__Instructions to follow__: Retype the records below word for word and omit any image.

* BEGIN *

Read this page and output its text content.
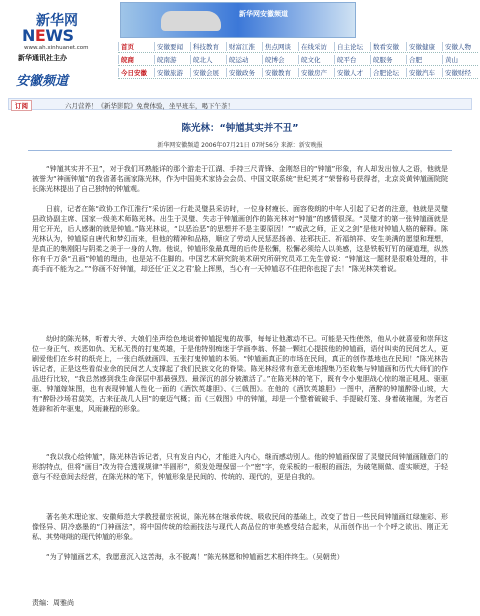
新华网
NEWS
www.ah.xinhuanet.com
新华通讯社主办
安徽频道
新华网安徽频道
首页	安徽要闻	科技教育	财富江淮	焦点网谈	在线采访	自主论坛	数看安徽	安徽健康	安徽人物
皖商	皖南游	皖北人	皖运动	皖博会	皖文化	皖平台	皖服务	合肥	黄山
今日安徽	安徽旅游	安徽会展	安徽政务	安徽教育	安徽房产	安徽人才	合肥论坛	安徽汽车	安徽财经
订阅	六月营养！《新华影院》免费体验，坐早班车，喝下午茶！
陈光林：“钟馗其实并不丑”
新华网安徽频道 2006年07月21日 07时56分 来源：新安晚报
“钟馗其实并不丑”，对于我们耳熟能详的那个游走于江湖、手持三尺青锋、金刚怒目的“钟馗”形象，有人却发出惊人之语，他就是被誉为“神画钟馗”的我省著名画家陈光林，作为中国美术家协会会员、中国文联系统“世纪英才”荣誉称号获得者，北京炎黄钟馗画院院长陈光林提出了自己独特的钟馗观。
日前，记者在陈“政协工作江淮行”采访团一行赴灵璧县采访时，一位身材瘦长、面容俊朗的中年人引起了记者的注意，他就是灵璧县政协副主席、国家一级美术师陈光林。出生于灵璧、失志于钟馗画创作的陈光林对“钟馗”的感情很深。“灵璧才的第一张钟馗画就是用它开光，后人感谢的就是钟馗。”陈光林说，“以恶治恶”的思想并不是主要原因！”“威武之师，正义之剑”是他对钟馗人格的解释。陈光林认为，钟馗原自唐代和梦幻而来，但他的精神和品格，顺应了劳动人民惩恶扬善、祛邪扶正、祈福纳祥、安生美满的愿望和理想，是真正的集刚阳与阴柔之美于一身的人物。他说，钟馗形象最真理的后传是松懈，松懈必须给人以美感，这是铁板钉钉的硬道理，纵然你有千万条“丑画”钟馗的理由，也是站不住脚的。中国艺术研究院美术研究所研究员邓工先生曾说：“钟馗这一题材是很难处理的，非高手而不能为之。”“你画不好钟馗，却还任‘正义之君’脸上挥黑，当心有一天钟馗忍不住把你也捉了去！”陈光林笑着说。
幼时的陈光林，听着大爷、大娘们坐声绘色地说着钟馗捉鬼的故事，每每让他激动不已。可能是天性使然，他从小就喜爱和崇拜这位一身正气、疾恶如仇、无私无畏的打鬼英雄，于是他特别痴迷于学画李翁、怀揣一颗红心提拔他的钟馗画，语付叫卖的民间艺人，更刷爱他们在乡村的纸壳上，一张白纸就画四、五张打鬼钟馗的本领。“钟馗画真正的市场在民间，真正的创作基地也在民间！”陈光林告诉记者，正是这些看似业余的民间艺人支撑起了我们民族文化的脊梁。陈光林经常有意无意地搜集乃至收集与钟馗画和历代大师们的作品进行比较，“我总然感到我生命深层中那最强烈、最深沉的部分被激活了。”在陈光林的笔下，既有令小鬼胆战心惊的端正吼吼、驱驱驱、钟馗嫁妹图，也有表现钟馗人性化一面的《酒饮英雄胆》、《三戟图》。在他的《酒饮英雄胆》一图中，酒醉的钟馗醉卧山坡，大有“醉卧沙场君莫笑，古来征战几人回”的豪迈气概；而《三戟图》中的钟馗，却是一个整着破破手、手提破灯笼、身着破袍履，为老百姓辟和祈年驱鬼，风雨兼程的形象。
“我以我心绘钟馗”，陈光林告诉记者，只有发自内心，才能进入内心，继而感动别人。他的钟馗画保留了灵璧民间钟馗画随意门的形韵特点，但将“画目”改为符合透视规律“半圆形”，须发处理保留一个“密”字，竞采板的一根根的画法，为破笔厕做、虚实顺逆，于轻意与不经意间去经营，在陈光林的笔下，钟馗形象是民间的、传统的、现代的，更是自我的。
著名美术理论家、安徽师范大学教授翟宗祝说，陈光林在继承传统、吸收民间的基础上，改变了昔日一些民间钟馗画红绿施彩、形像怪异、阴冷惑墨的“门神画法”，将中国传统的绘画技法与现代人高品位的审美感受结合起来，从而创作出一个个呼之欲出、刚正无私、其势咄咄的现代钟馗的形象。
“为了钟馗画艺术，我愿意沉入这苦海，永不脱离！”陈光林愿和钟馗画艺术相伴终生。（吴朝贵）
责编：周雅尚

* END *

__Solution below__:
Read this page and output its text content.
新华网
NEWS
www.ah.xinhuanet.com
新华通讯社主办
安徽频道
新华网安徽频道
首页	安徽要闻	科技教育	财富江淮	焦点网谈	在线采访	自主论坛	数看安徽	安徽健康	安徽人物
皖商	皖南游	皖北人	皖运动	皖博会	皖文化	皖平台	皖服务	合肥	黄山
今日安徽	安徽旅游	安徽会展	安徽政务	安徽教育	安徽房产	安徽人才	合肥论坛	安徽汽车	安徽财经
订阅	六月营养！《新华影院》免费体验，坐早班车，喝下午茶！
陈光林：“钟馗其实并不丑”
新华网安徽频道 2006年07月21日 07时56分 来源：新安晚报
“钟馗其实并不丑”，对于我们耳熟能详的那个游走于江湖、手持三尺青锋、金刚怒目的“钟馗”形象，有人却发出惊人之语，他就是被誉为“神画钟馗”的我省著名画家陈光林，作为中国美术家协会会员、中国文联系统“世纪英才”荣誉称号获得者，北京炎黄钟馗画院院长陈光林提出了自己独特的钟馗观。
日前，记者在陈“政协工作江淮行”采访团一行赴灵璧县采访时，一位身材瘦长、面容俊朗的中年人引起了记者的注意，他就是灵璧县政协副主席、国家一级美术师陈光林。出生于灵璧、失志于钟馗画创作的陈光林对“钟馗”的感情很深。“灵璧才的第一张钟馗画就是用它开光，后人感谢的就是钟馗。”陈光林说，“以恶治恶”的思想并不是主要原因！”“威武之师，正义之剑”是他对钟馗人格的解释。陈光林认为，钟馗原自唐代和梦幻而来，但他的精神和品格，顺应了劳动人民惩恶扬善、祛邪扶正、祈福纳祥、安生美满的愿望和理想，是真正的集刚阳与阴柔之美于一身的人物。他说，钟馗形象最真理的后传是松懈，松懈必须给人以美感，这是铁板钉钉的硬道理，纵然你有千万条“丑画”钟馗的理由，也是站不住脚的。中国艺术研究院美术研究所研究员邓工先生曾说：“钟馗这一题材是很难处理的，非高手而不能为之。”“你画不好钟馗，却还任‘正义之君’脸上挥黑，当心有一天钟馗忍不住把你也捉了去！”陈光林笑着说。
幼时的陈光林，听着大爷、大娘们坐声绘色地说着钟馗捉鬼的故事，每每让他激动不已。可能是天性使然，他从小就喜爱和崇拜这位一身正气、疾恶如仇、无私无畏的打鬼英雄，于是他特别痴迷于学画李翁、怀揣一颗红心提拔他的钟馗画，语付叫卖的民间艺人，更刷爱他们在乡村的纸壳上，一张白纸就画四、五张打鬼钟馗的本领。“钟馗画真正的市场在民间，真正的创作基地也在民间！”陈光林告诉记者，正是这些看似业余的民间艺人支撑起了我们民族文化的脊梁。陈光林经常有意无意地搜集乃至收集与钟馗画和历代大师们的作品进行比较，“我总然感到我生命深层中那最强烈、最深沉的部分被激活了。”在陈光林的笔下，既有令小鬼胆战心惊的端正吼吼、驱驱驱、钟馗嫁妹图，也有表现钟馗人性化一面的《酒饮英雄胆》、《三戟图》。在他的《酒饮英雄胆》一图中，酒醉的钟馗醉卧山坡，大有“醉卧沙场君莫笑，古来征战几人回”的豪迈气概；而《三戟图》中的钟馗，却是一个整着破破手、手提破灯笼、身着破袍履，为老百姓辟和祈年驱鬼，风雨兼程的形象。
“我以我心绘钟馗”，陈光林告诉记者，只有发自内心，才能进入内心，继而感动别人。他的钟馗画保留了灵璧民间钟馗画随意门的形韵特点，但将“画目”改为符合透视规律“半圆形”，须发处理保留一个“密”字，竞采板的一根根的画法，为破笔厕做、虚实顺逆，于轻意与不经意间去经营，在陈光林的笔下，钟馗形象是民间的、传统的、现代的，更是自我的。
著名美术理论家、安徽师范大学教授翟宗祝说，陈光林在继承传统、吸收民间的基础上，改变了昔日一些民间钟馗画红绿施彩、形像怪异、阴冷惑墨的“门神画法”，将中国传统的绘画技法与现代人高品位的审美感受结合起来，从而创作出一个个呼之欲出、刚正无私、其势咄咄的现代钟馗的形象。
“为了钟馗画艺术，我愿意沉入这苦海，永不脱离！”陈光林愿和钟馗画艺术相伴终生。（吴朝贵）
责编：周雅尚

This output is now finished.